### SET PROBLEM
Show every line that has the string "aber" in it.
___
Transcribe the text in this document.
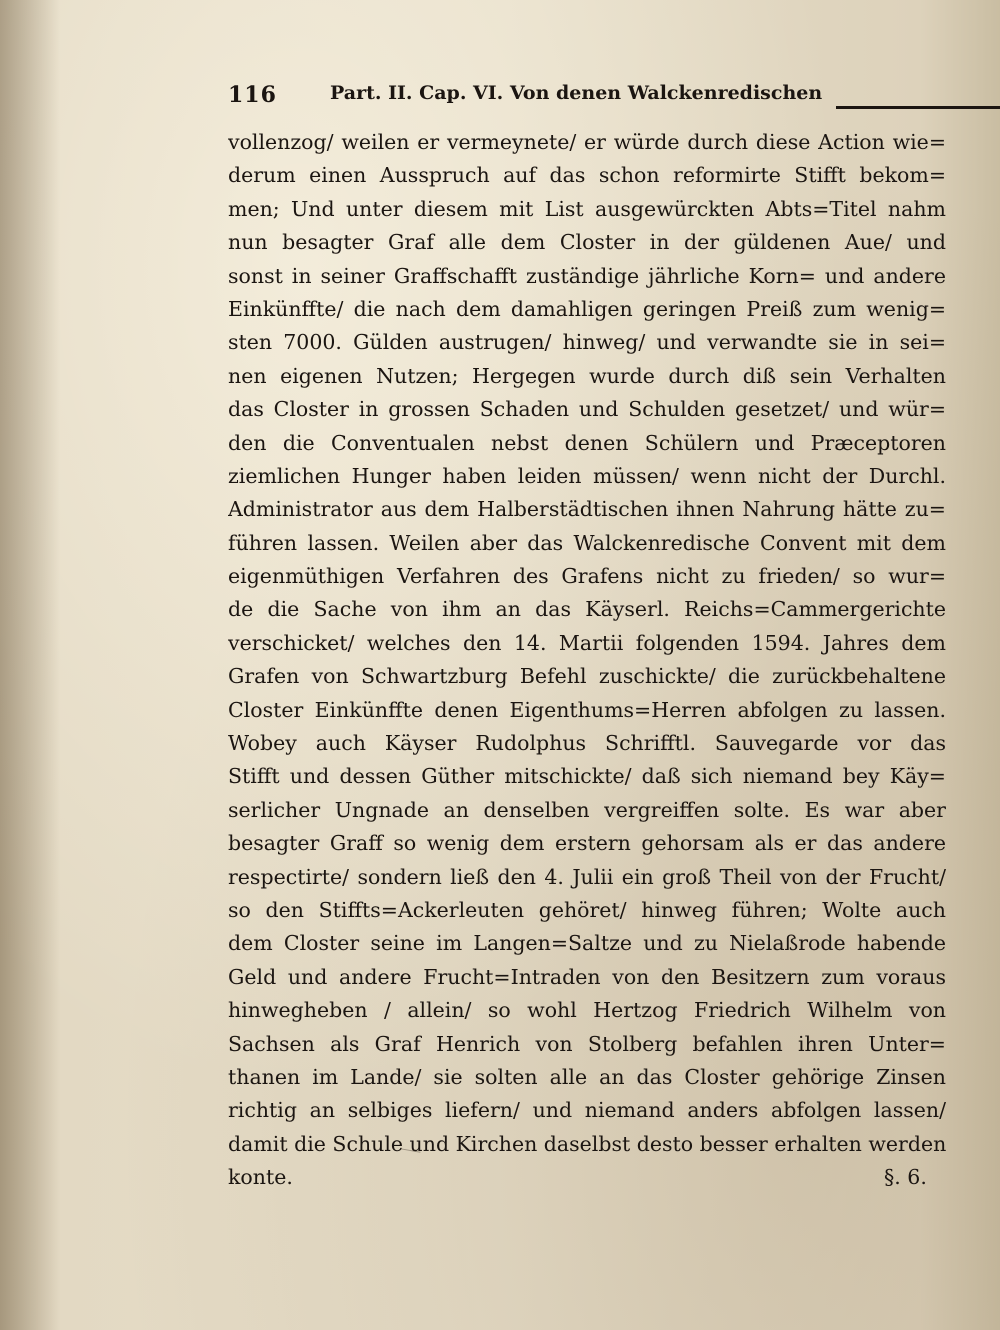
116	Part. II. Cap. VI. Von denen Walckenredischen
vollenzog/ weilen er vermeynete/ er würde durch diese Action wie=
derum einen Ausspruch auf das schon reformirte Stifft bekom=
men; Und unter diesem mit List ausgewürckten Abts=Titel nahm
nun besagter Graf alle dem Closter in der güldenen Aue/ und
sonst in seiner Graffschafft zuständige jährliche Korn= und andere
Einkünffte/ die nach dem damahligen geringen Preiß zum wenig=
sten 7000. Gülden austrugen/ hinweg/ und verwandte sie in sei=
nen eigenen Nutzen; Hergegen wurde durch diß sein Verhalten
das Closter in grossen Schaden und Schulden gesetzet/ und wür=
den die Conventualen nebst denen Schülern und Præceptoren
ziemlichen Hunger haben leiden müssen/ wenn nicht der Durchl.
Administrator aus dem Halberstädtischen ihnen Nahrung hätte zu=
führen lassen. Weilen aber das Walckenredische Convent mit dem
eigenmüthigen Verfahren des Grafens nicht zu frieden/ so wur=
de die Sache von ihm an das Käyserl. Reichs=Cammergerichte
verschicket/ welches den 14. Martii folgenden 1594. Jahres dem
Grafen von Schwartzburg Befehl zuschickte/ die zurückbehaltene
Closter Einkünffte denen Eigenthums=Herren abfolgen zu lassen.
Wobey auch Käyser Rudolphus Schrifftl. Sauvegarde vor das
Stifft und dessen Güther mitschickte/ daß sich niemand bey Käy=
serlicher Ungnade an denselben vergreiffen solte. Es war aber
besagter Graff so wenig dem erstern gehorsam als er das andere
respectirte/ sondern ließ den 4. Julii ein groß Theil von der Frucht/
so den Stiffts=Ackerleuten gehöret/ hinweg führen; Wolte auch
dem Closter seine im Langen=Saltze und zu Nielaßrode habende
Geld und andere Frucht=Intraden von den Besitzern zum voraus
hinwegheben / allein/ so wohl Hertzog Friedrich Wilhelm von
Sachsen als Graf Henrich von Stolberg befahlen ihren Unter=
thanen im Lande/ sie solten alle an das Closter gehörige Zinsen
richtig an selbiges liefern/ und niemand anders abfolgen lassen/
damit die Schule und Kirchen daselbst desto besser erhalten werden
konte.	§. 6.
___
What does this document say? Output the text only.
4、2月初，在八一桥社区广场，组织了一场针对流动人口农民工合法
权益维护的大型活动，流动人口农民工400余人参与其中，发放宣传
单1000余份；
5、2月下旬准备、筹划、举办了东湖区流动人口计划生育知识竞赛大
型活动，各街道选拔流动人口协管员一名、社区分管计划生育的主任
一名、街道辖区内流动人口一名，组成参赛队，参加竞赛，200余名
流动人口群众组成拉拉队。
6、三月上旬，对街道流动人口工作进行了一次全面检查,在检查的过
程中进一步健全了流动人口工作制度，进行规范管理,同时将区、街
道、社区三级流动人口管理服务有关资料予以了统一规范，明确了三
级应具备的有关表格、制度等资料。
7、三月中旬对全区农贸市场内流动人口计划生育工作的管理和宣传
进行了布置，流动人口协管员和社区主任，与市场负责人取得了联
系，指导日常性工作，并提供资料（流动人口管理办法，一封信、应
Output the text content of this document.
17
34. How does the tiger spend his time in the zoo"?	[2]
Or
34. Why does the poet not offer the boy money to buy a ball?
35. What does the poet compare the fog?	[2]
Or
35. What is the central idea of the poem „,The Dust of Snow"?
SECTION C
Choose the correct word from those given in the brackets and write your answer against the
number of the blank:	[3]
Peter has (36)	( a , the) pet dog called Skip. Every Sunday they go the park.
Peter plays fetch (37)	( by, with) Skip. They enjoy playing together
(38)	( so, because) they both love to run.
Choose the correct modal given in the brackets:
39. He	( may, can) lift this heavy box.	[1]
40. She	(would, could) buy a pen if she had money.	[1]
___
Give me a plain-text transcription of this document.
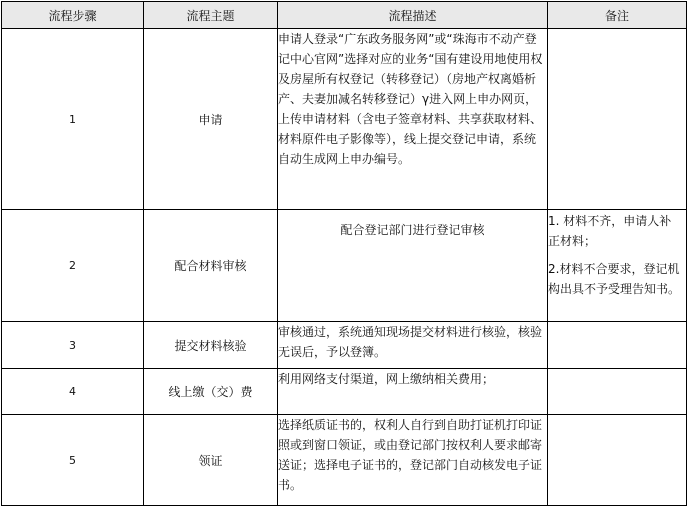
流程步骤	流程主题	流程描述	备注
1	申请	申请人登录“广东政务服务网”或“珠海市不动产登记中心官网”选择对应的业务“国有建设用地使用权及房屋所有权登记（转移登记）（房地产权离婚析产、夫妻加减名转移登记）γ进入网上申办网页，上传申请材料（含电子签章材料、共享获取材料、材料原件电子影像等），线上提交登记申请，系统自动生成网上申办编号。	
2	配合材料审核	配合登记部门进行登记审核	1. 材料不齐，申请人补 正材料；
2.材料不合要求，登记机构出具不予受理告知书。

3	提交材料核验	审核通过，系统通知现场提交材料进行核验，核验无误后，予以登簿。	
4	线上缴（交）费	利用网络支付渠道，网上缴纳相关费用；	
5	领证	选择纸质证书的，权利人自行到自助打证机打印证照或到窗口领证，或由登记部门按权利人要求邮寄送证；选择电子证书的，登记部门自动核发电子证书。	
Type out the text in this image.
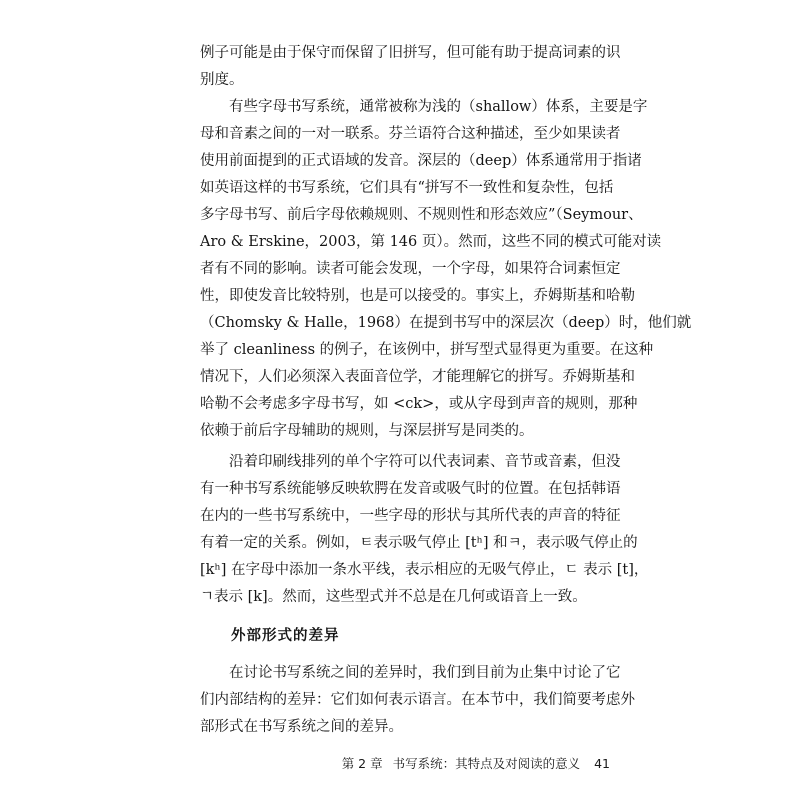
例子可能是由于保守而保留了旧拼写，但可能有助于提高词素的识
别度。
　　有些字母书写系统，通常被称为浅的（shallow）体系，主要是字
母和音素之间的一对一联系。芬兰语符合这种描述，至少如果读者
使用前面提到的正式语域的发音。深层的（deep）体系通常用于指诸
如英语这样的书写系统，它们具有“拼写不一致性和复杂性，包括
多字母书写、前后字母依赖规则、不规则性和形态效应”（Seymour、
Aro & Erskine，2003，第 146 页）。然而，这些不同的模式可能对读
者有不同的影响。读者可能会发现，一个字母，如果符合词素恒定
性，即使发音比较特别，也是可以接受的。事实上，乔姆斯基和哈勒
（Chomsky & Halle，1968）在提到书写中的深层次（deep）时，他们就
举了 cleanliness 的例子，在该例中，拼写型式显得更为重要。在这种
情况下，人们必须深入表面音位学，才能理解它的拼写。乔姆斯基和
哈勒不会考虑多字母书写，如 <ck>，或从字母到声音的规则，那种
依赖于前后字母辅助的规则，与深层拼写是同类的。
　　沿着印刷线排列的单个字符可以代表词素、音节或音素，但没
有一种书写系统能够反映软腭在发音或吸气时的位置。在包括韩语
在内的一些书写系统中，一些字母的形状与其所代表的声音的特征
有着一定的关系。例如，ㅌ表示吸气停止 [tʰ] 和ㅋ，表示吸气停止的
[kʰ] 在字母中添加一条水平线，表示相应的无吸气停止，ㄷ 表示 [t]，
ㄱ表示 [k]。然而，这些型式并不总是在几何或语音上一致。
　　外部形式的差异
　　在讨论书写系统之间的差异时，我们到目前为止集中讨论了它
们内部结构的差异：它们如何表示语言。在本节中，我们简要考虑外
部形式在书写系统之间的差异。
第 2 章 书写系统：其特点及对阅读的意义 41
___
### RESPONSE TO THIS EXERCISE
führen lassen. Weilen aber das Walckenredische Convent mit dem
serlicher Ungnade an denselben vergreiffen solte. Es war aber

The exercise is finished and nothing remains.